Below are some records. Say how many of their lines contain the string "新闻中心", and give nothing but the number.

**** DATA FOR THIS TASK ****

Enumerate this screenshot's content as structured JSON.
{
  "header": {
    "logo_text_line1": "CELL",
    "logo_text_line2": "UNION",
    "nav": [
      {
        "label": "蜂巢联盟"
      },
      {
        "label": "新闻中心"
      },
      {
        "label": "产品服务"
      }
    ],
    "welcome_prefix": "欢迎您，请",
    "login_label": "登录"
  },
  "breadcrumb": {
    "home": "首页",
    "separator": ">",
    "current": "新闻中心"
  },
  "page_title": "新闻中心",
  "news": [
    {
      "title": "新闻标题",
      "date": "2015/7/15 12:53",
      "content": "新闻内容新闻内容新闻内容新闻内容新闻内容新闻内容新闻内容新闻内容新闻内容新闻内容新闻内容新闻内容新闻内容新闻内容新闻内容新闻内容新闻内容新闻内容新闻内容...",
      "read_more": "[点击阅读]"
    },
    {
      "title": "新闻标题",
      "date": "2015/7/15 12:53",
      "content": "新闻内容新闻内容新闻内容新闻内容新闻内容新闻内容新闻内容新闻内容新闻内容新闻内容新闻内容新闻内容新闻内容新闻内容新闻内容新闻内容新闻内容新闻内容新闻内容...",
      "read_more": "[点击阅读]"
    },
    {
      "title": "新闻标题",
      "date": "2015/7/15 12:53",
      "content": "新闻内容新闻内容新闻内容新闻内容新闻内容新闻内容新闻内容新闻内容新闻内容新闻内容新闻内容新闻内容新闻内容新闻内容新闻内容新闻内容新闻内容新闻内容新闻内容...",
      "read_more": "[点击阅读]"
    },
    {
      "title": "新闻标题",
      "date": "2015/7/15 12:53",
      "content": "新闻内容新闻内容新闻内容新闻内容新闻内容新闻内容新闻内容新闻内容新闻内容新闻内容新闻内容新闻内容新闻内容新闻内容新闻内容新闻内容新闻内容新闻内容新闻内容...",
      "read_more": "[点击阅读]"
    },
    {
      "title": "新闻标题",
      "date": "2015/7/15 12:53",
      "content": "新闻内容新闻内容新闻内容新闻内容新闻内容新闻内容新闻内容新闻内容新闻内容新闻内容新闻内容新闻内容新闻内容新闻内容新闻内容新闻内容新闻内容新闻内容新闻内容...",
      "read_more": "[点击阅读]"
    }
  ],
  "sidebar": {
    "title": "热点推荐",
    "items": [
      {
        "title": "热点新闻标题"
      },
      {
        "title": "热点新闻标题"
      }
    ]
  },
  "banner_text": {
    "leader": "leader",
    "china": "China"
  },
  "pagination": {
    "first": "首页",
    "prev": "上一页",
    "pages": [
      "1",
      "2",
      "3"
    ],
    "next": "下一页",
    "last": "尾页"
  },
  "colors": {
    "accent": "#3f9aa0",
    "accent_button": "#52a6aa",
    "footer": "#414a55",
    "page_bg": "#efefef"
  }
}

****

• **WRITTEN RESPONSE**: 3